__Your goal__
Write out, precisely and in full, each line of the material.

__Data for the task__
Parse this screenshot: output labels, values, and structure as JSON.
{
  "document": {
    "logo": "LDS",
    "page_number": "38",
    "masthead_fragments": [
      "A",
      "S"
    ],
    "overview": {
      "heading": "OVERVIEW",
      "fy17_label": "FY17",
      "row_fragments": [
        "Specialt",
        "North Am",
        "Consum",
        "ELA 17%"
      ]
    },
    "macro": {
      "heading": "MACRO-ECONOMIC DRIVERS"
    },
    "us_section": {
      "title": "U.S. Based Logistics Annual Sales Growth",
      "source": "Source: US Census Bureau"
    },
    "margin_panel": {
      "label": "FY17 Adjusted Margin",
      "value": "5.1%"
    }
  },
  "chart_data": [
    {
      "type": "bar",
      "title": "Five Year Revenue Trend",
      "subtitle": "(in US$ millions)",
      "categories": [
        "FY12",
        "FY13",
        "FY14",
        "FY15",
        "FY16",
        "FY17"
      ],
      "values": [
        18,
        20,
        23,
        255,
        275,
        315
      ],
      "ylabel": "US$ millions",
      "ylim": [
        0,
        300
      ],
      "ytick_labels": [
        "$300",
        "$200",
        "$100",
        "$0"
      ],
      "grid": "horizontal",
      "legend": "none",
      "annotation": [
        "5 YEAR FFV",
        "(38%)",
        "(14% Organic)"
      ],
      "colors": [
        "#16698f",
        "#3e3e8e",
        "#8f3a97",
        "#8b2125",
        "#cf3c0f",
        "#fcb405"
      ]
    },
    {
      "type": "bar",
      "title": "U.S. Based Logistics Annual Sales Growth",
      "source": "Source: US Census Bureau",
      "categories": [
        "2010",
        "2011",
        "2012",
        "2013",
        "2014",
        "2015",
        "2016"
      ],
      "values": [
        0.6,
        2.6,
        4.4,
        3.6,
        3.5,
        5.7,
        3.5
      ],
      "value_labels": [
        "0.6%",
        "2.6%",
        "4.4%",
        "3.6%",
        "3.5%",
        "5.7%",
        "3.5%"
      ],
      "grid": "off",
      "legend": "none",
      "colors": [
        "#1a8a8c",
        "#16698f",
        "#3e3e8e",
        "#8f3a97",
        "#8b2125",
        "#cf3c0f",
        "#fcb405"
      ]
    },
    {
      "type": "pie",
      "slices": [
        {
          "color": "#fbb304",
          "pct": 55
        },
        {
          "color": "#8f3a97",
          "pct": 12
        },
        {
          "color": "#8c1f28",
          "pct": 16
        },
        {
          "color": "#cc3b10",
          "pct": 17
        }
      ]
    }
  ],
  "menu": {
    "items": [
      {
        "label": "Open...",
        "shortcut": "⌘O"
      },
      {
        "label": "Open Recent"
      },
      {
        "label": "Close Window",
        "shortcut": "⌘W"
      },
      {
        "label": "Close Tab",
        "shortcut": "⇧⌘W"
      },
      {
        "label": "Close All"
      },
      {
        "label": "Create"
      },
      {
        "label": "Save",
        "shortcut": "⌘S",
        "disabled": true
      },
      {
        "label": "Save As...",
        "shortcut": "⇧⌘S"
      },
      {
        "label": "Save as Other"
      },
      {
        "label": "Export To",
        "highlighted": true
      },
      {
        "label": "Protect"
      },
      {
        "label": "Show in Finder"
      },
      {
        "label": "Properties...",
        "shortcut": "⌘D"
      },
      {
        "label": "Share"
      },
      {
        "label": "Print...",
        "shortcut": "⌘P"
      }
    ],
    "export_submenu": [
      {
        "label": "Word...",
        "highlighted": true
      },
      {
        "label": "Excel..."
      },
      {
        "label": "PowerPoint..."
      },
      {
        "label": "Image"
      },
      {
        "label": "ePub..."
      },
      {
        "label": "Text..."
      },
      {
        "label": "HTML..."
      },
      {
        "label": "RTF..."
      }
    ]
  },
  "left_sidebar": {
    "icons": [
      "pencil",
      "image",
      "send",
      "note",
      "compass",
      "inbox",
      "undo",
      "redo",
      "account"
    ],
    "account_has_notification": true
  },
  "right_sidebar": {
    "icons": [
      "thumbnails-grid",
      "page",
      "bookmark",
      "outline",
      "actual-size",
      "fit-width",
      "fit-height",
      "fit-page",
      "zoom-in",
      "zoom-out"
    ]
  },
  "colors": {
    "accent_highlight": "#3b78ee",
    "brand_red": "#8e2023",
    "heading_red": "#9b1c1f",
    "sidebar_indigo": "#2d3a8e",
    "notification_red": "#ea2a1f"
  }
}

__Exercise solution__
Parse this screenshot: output labels, values, and structure as JSON.
{
  "document": {
    "logo": "LDS",
    "page_number": "38",
    "masthead_fragments": [
      "A",
      "S"
    ],
    "overview": {
      "heading": "OVERVIEW",
      "fy17_label": "FY17",
      "row_fragments": [
        "Specialt",
        "North Am",
        "Consum",
        "ELA 17%"
      ]
    },
    "macro": {
      "heading": "MACRO-ECONOMIC DRIVERS"
    },
    "us_section": {
      "title": "U.S. Based Logistics Annual Sales Growth",
      "source": "Source: US Census Bureau"
    },
    "margin_panel": {
      "label": "FY17 Adjusted Margin",
      "value": "5.1%"
    }
  },
  "chart_data": [
    {
      "type": "bar",
      "title": "Five Year Revenue Trend",
      "subtitle": "(in US$ millions)",
      "categories": [
        "FY12",
        "FY13",
        "FY14",
        "FY15",
        "FY16",
        "FY17"
      ],
      "values": [
        18,
        20,
        23,
        255,
        275,
        315
      ],
      "ylabel": "US$ millions",
      "ylim": [
        0,
        300
      ],
      "ytick_labels": [
        "$300",
        "$200",
        "$100",
        "$0"
      ],
      "grid": "horizontal",
      "legend": "none",
      "annotation": [
        "5 YEAR FFV",
        "(38%)",
        "(14% Organic)"
      ],
      "colors": [
        "#16698f",
        "#3e3e8e",
        "#8f3a97",
        "#8b2125",
        "#cf3c0f",
        "#fcb405"
      ]
    },
    {
      "type": "bar",
      "title": "U.S. Based Logistics Annual Sales Growth",
      "source": "Source: US Census Bureau",
      "categories": [
        "2010",
        "2011",
        "2012",
        "2013",
        "2014",
        "2015",
        "2016"
      ],
      "values": [
        0.6,
        2.6,
        4.4,
        3.6,
        3.5,
        5.7,
        3.5
      ],
      "value_labels": [
        "0.6%",
        "2.6%",
        "4.4%",
        "3.6%",
        "3.5%",
        "5.7%",
        "3.5%"
      ],
      "grid": "off",
      "legend": "none",
      "colors": [
        "#1a8a8c",
        "#16698f",
        "#3e3e8e",
        "#8f3a97",
        "#8b2125",
        "#cf3c0f",
        "#fcb405"
      ]
    },
    {
      "type": "pie",
      "slices": [
        {
          "color": "#fbb304",
          "pct": 55
        },
        {
          "color": "#8f3a97",
          "pct": 12
        },
        {
          "color": "#8c1f28",
          "pct": 16
        },
        {
          "color": "#cc3b10",
          "pct": 17
        }
      ]
    }
  ],
  "menu": {
    "items": [
      {
        "label": "Open...",
        "shortcut": "⌘O"
      },
      {
        "label": "Open Recent"
      },
      {
        "label": "Close Window",
        "shortcut": "⌘W"
      },
      {
        "label": "Close Tab",
        "shortcut": "⇧⌘W"
      },
      {
        "label": "Close All"
      },
      {
        "label": "Create"
      },
      {
        "label": "Save",
        "shortcut": "⌘S",
        "disabled": true
      },
      {
        "label": "Save As...",
        "shortcut": "⇧⌘S"
      },
      {
        "label": "Save as Other"
      },
      {
        "label": "Export To",
        "highlighted": true
      },
      {
        "label": "Protect"
      },
      {
        "label": "Show in Finder"
      },
      {
        "label": "Properties...",
        "shortcut": "⌘D"
      },
      {
        "label": "Share"
      },
      {
        "label": "Print...",
        "shortcut": "⌘P"
      }
    ],
    "export_submenu": [
      {
        "label": "Word...",
        "highlighted": true
      },
      {
        "label": "Excel..."
      },
      {
        "label": "PowerPoint..."
      },
      {
        "label": "Image"
      },
      {
        "label": "ePub..."
      },
      {
        "label": "Text..."
      },
      {
        "label": "HTML..."
      },
      {
        "label": "RTF..."
      }
    ]
  },
  "left_sidebar": {
    "icons": [
      "pencil",
      "image",
      "send",
      "note",
      "compass",
      "inbox",
      "undo",
      "redo",
      "account"
    ],
    "account_has_notification": true
  },
  "right_sidebar": {
    "icons": [
      "thumbnails-grid",
      "page",
      "bookmark",
      "outline",
      "actual-size",
      "fit-width",
      "fit-height",
      "fit-page",
      "zoom-in",
      "zoom-out"
    ]
  },
  "colors": {
    "accent_highlight": "#3b78ee",
    "brand_red": "#8e2023",
    "heading_red": "#9b1c1f",
    "sidebar_indigo": "#2d3a8e",
    "notification_red": "#ea2a1f"
  }
}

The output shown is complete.